Source records
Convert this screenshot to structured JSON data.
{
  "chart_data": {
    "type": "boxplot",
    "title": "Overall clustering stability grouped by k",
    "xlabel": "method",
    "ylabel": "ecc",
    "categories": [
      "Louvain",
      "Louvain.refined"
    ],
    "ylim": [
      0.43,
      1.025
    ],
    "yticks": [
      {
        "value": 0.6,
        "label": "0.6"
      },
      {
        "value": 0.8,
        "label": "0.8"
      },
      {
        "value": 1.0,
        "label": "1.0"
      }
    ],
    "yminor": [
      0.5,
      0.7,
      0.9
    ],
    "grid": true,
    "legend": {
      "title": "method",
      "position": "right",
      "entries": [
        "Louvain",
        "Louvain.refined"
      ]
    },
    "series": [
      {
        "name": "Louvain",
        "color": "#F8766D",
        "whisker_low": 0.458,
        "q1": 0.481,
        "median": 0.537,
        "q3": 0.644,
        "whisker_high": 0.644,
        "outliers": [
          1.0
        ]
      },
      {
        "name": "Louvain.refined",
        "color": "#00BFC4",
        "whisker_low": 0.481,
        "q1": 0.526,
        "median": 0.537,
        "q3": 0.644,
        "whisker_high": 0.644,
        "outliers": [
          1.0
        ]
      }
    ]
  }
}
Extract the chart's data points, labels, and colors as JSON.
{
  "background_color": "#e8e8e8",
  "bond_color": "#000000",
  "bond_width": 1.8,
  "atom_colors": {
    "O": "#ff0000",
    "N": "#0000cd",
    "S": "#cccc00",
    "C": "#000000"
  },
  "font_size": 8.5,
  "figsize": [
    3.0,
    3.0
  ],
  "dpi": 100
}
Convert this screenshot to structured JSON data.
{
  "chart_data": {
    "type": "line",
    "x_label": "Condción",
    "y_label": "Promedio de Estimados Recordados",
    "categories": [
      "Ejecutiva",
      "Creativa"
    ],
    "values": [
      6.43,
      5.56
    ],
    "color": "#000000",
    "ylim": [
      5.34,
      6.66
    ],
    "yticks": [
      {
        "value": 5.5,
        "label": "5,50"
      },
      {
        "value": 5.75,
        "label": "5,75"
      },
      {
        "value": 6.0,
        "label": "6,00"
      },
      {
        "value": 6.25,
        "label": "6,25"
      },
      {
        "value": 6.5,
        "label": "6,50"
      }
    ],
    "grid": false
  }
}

• WHAT TO PRODUCE: Every entry above should be retyped exactly as shown.

• ANSWER FOR THE TASK:
Convert this screenshot to structured JSON data.
{
  "chart_data": {
    "type": "boxplot",
    "title": "Overall clustering stability grouped by k",
    "xlabel": "method",
    "ylabel": "ecc",
    "categories": [
      "Louvain",
      "Louvain.refined"
    ],
    "ylim": [
      0.43,
      1.025
    ],
    "yticks": [
      {
        "value": 0.6,
        "label": "0.6"
      },
      {
        "value": 0.8,
        "label": "0.8"
      },
      {
        "value": 1.0,
        "label": "1.0"
      }
    ],
    "yminor": [
      0.5,
      0.7,
      0.9
    ],
    "grid": true,
    "legend": {
      "title": "method",
      "position": "right",
      "entries": [
        "Louvain",
        "Louvain.refined"
      ]
    },
    "series": [
      {
        "name": "Louvain",
        "color": "#F8766D",
        "whisker_low": 0.458,
        "q1": 0.481,
        "median": 0.537,
        "q3": 0.644,
        "whisker_high": 0.644,
        "outliers": [
          1.0
        ]
      },
      {
        "name": "Louvain.refined",
        "color": "#00BFC4",
        "whisker_low": 0.481,
        "q1": 0.526,
        "median": 0.537,
        "q3": 0.644,
        "whisker_high": 0.644,
        "outliers": [
          1.0
        ]
      }
    ]
  }
}
Extract the chart's data points, labels, and colors as JSON.
{
  "background_color": "#e8e8e8",
  "bond_color": "#000000",
  "bond_width": 1.8,
  "atom_colors": {
    "O": "#ff0000",
    "N": "#0000cd",
    "S": "#cccc00",
    "C": "#000000"
  },
  "font_size": 8.5,
  "figsize": [
    3.0,
    3.0
  ],
  "dpi": 100
}
Convert this screenshot to structured JSON data.
{
  "chart_data": {
    "type": "line",
    "x_label": "Condción",
    "y_label": "Promedio de Estimados Recordados",
    "categories": [
      "Ejecutiva",
      "Creativa"
    ],
    "values": [
      6.43,
      5.56
    ],
    "color": "#000000",
    "ylim": [
      5.34,
      6.66
    ],
    "yticks": [
      {
        "value": 5.5,
        "label": "5,50"
      },
      {
        "value": 5.75,
        "label": "5,75"
      },
      {
        "value": 6.0,
        "label": "6,00"
      },
      {
        "value": 6.25,
        "label": "6,25"
      },
      {
        "value": 6.5,
        "label": "6,50"
      }
    ],
    "grid": false
  }
}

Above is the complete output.